## BEGIN Data
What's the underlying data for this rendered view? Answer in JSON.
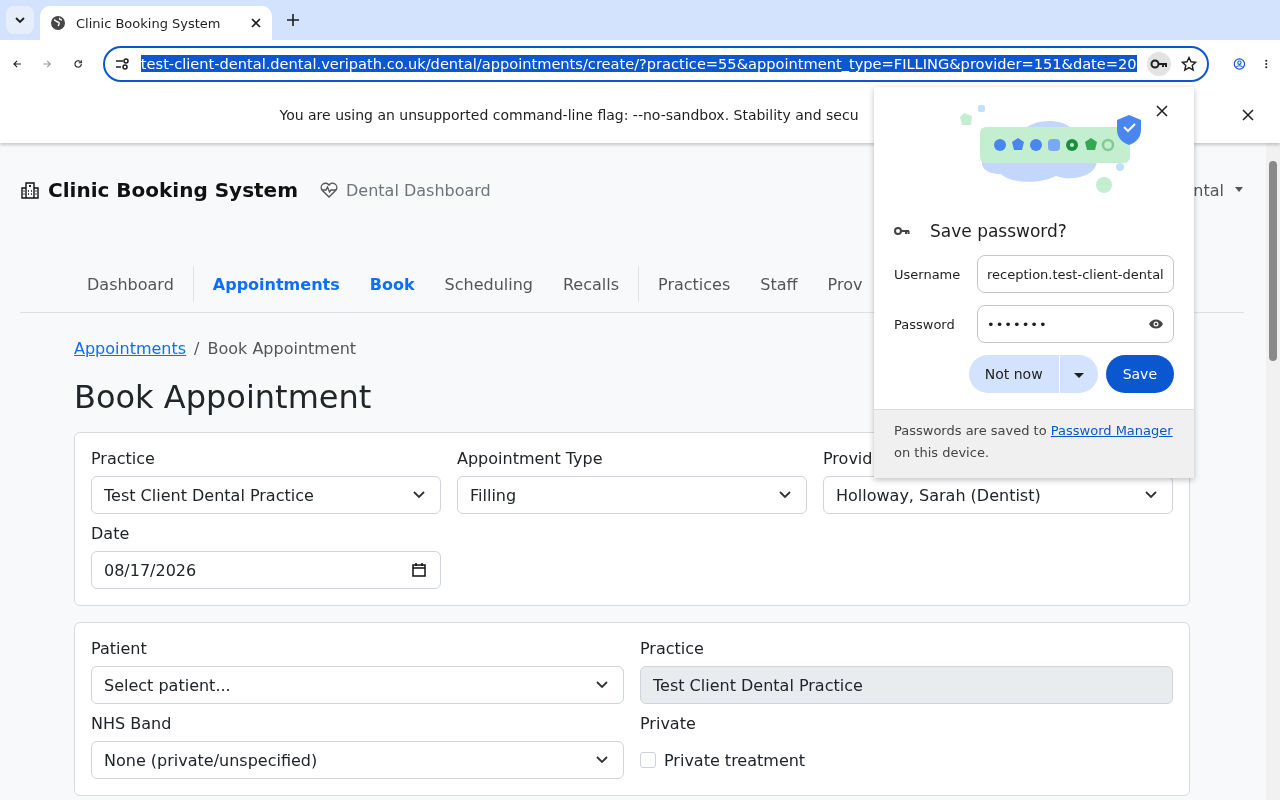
{
  "browser": {
    "tabs": [
      {
        "title": "Clinic Booking System",
        "selected": true
      }
    ],
    "url": "test-client-dental.dental.veripath.co.uk/dental/appointments/create/?practice=55&appointment_type=FILLING&provider=151&date=20",
    "infobar": "You are using an unsupported command-line flag: --no-sandbox. Stability and secu"
  },
  "header": {
    "brand": "Clinic Booking System",
    "dashboard_link": "Dental Dashboard",
    "user_menu": "ntal"
  },
  "nav_groups": [
    [
      {
        "label": "Dashboard",
        "active": false
      }
    ],
    [
      {
        "label": "Appointments",
        "active": true
      },
      {
        "label": "Book",
        "active": true
      },
      {
        "label": "Scheduling",
        "active": false
      },
      {
        "label": "Recalls",
        "active": false
      }
    ],
    [
      {
        "label": "Practices",
        "active": false
      },
      {
        "label": "Staff",
        "active": false
      },
      {
        "label": "Prov",
        "active": false
      }
    ]
  ],
  "breadcrumb": {
    "link": "Appointments",
    "separator": "/",
    "current": "Book Appointment"
  },
  "title": "Book Appointment",
  "cards": [
    {
      "fields": [
        {
          "kind": "select",
          "label": "Practice",
          "value": "Test Client Dental Practice"
        },
        {
          "kind": "select",
          "label": "Appointment Type",
          "value": "Filling"
        },
        {
          "kind": "select",
          "label": "Provid",
          "value": "Holloway, Sarah (Dentist)"
        },
        {
          "kind": "date",
          "label": "Date",
          "value": "08/17/2026"
        }
      ]
    },
    {
      "fields": [
        {
          "kind": "select",
          "label": "Patient",
          "value": "Select patient..."
        },
        {
          "kind": "readonly",
          "label": "Practice",
          "value": "Test Client Dental Practice"
        },
        {
          "kind": "select",
          "label": "NHS Band",
          "value": "None (private/unspecified)"
        },
        {
          "kind": "checkbox",
          "label": "Private",
          "value": "Private treatment",
          "checked": false
        }
      ]
    }
  ],
  "password_popup": {
    "title": "Save password?",
    "username_label": "Username",
    "username": "reception.test-client-dental",
    "password_label": "Password",
    "password": "•••••••",
    "not_now": "Not now",
    "save": "Save",
    "footer": "Passwords are saved to ",
    "footer_link": "Password Manager",
    "footer_end": " on this device."
  }
}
## END Data
__What needs to be done__. Write down every line of the data above that includes the string "Clinic".

__Final result__.
        "title": "Clinic Booking System",
    "brand": "Clinic Booking System",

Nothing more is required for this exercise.